++++ Records shown ++++

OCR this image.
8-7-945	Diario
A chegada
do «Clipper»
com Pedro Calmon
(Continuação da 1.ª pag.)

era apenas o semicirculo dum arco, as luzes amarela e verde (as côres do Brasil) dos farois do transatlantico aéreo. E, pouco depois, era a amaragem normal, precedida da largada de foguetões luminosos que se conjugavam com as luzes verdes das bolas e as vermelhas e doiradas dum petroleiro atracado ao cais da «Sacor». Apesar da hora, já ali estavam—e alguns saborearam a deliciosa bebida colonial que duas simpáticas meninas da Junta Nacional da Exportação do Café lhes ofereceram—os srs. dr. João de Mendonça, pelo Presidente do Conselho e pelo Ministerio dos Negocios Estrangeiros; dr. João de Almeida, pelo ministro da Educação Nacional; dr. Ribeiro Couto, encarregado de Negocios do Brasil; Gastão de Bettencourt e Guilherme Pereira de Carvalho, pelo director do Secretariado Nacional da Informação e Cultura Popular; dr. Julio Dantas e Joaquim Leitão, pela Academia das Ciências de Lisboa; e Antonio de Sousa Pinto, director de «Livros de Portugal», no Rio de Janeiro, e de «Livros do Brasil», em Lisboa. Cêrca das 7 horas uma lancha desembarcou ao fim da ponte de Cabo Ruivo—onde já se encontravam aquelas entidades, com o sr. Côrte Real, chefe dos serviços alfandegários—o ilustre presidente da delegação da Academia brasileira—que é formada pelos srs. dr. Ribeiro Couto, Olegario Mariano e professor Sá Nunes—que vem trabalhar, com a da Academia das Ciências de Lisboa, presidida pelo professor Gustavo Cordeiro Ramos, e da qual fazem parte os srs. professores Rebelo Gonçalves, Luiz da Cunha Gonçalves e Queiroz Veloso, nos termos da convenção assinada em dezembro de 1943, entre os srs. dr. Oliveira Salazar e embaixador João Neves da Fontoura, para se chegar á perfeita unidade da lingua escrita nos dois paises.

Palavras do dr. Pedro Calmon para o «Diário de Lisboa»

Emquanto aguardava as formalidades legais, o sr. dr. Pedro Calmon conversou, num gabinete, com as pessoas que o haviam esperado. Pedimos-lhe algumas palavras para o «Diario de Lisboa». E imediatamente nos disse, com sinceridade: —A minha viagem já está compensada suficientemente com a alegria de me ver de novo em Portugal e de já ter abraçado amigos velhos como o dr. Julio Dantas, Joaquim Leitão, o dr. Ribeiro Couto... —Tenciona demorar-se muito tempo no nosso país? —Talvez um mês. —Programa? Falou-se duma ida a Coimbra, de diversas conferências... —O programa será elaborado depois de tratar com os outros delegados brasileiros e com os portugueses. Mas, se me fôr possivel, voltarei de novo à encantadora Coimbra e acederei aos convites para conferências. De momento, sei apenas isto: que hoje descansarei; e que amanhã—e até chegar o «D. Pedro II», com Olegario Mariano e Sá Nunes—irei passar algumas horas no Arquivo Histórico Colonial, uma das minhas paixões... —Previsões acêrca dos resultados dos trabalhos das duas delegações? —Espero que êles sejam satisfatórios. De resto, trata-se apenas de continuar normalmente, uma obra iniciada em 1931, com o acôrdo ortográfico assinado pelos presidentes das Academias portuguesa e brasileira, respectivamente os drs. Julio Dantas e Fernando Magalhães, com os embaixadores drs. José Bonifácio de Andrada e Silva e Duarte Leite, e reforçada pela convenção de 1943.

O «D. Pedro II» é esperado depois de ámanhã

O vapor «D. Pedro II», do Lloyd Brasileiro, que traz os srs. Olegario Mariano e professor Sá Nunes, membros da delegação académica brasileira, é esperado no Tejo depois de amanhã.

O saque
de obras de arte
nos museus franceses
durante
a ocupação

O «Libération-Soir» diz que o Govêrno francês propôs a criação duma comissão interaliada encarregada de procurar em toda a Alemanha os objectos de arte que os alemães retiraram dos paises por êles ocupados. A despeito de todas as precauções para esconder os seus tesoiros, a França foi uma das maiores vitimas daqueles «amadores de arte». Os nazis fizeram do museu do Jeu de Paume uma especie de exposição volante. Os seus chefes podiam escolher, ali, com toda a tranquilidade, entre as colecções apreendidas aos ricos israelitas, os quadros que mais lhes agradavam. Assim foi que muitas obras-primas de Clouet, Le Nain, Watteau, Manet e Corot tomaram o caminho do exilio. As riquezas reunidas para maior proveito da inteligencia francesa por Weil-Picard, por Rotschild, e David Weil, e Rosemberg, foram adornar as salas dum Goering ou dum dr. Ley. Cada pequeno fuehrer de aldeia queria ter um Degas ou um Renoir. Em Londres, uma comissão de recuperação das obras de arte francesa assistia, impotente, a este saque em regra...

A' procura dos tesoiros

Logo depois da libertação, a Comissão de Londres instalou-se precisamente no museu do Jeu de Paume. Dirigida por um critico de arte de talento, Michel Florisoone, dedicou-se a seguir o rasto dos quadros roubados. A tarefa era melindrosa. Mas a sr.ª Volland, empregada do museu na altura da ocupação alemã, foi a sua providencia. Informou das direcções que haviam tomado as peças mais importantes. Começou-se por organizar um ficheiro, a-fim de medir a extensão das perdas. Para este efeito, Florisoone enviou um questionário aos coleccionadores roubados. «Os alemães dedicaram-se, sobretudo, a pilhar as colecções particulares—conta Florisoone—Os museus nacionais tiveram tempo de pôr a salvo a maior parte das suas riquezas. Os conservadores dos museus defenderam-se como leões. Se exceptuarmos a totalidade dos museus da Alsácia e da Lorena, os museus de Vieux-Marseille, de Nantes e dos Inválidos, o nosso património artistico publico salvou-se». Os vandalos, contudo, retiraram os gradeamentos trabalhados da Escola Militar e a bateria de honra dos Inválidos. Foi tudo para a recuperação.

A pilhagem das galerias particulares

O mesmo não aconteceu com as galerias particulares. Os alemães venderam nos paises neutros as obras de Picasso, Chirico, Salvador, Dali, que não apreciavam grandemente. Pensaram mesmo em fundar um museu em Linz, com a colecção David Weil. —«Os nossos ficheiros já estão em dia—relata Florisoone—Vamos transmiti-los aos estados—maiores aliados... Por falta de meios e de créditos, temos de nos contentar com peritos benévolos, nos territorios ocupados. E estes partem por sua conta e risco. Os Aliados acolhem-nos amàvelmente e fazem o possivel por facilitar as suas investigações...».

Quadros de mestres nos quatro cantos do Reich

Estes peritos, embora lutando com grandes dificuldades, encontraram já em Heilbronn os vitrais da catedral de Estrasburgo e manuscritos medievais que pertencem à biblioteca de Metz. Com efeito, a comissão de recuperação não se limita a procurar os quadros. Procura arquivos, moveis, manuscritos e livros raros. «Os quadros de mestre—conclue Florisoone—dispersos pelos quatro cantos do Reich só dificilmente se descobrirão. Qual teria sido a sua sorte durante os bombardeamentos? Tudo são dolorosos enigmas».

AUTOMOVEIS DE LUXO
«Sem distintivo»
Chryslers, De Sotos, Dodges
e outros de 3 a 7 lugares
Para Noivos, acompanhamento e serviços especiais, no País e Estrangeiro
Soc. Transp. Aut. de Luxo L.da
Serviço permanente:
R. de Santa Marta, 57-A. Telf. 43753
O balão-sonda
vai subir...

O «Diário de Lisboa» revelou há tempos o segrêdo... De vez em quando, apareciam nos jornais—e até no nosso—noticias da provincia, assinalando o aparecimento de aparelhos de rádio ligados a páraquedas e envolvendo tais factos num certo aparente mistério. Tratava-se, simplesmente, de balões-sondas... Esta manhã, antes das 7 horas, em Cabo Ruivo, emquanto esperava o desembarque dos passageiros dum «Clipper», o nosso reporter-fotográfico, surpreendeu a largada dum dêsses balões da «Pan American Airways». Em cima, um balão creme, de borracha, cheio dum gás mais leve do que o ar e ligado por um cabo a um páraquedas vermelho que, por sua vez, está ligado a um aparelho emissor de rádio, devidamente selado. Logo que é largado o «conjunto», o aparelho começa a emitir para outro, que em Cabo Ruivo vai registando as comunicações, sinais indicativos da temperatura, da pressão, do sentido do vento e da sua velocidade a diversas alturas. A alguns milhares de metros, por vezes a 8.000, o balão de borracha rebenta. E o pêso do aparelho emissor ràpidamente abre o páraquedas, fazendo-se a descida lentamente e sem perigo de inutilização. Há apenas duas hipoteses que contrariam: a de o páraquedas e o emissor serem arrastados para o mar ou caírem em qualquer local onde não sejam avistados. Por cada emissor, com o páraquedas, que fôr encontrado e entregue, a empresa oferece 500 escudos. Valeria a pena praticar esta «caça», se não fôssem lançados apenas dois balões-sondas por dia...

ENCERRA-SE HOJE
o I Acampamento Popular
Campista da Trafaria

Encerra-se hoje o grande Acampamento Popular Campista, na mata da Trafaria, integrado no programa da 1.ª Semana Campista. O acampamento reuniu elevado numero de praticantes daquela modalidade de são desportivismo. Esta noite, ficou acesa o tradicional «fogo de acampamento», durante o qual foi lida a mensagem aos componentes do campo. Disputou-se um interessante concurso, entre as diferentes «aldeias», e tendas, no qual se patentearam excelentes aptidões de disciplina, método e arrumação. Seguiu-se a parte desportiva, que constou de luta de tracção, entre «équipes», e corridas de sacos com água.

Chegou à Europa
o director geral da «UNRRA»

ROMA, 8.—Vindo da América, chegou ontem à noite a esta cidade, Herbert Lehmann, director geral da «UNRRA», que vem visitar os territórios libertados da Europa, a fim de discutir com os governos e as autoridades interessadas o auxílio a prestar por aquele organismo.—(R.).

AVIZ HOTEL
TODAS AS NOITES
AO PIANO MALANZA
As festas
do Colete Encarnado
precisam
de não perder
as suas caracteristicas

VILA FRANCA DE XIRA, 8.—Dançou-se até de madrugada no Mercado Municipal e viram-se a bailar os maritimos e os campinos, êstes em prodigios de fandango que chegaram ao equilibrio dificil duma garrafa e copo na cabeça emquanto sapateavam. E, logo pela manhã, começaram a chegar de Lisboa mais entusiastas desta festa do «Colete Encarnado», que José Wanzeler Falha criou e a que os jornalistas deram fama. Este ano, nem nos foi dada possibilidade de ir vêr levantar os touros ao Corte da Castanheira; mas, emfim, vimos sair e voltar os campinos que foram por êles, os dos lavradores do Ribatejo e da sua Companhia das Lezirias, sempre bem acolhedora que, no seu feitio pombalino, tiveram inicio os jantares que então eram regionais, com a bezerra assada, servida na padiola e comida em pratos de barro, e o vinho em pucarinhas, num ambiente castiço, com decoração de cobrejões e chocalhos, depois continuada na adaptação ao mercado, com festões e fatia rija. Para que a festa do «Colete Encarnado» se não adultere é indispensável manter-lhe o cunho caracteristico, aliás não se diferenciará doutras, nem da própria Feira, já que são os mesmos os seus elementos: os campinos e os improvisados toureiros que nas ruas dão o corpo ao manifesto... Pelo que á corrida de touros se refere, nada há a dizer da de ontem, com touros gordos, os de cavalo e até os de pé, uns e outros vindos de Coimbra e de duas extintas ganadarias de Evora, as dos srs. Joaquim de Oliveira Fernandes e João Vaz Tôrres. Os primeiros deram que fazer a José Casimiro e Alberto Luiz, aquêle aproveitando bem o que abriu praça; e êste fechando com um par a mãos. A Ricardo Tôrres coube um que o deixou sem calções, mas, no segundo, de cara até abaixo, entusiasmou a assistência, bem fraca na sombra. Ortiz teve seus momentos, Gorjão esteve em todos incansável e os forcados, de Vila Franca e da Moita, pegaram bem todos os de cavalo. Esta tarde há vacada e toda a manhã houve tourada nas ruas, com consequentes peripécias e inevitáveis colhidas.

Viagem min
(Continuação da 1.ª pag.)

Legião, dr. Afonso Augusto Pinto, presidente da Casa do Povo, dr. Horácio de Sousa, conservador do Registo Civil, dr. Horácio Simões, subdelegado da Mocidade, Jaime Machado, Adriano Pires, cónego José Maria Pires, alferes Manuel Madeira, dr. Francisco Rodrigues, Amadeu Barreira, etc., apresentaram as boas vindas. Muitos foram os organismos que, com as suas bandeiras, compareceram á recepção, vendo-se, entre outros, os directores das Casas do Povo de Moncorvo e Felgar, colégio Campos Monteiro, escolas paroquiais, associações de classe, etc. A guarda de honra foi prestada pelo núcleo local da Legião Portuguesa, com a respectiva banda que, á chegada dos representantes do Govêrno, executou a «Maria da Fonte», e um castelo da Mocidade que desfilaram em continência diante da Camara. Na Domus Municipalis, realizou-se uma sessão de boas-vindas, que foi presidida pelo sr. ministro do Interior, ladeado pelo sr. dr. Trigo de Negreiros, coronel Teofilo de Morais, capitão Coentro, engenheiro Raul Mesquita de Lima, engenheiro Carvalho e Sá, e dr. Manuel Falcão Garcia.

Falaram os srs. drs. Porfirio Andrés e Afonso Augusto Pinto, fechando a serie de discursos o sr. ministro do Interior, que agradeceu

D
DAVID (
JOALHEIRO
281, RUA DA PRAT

++++

*Prompt*
Look through the data above. Each line containing the word "UNRRA" needs to be copied.

*Full solution*
o director geral da «UNRRA»
ROMA, 8.—Vindo da América, chegou ontem à noite a esta cidade, Herbert Lehmann, director geral da «UNRRA», que vem visitar os territórios libertados da Europa, a fim de discutir com os governos e as autoridades interessadas o auxílio a prestar por aquele organismo.—(R.).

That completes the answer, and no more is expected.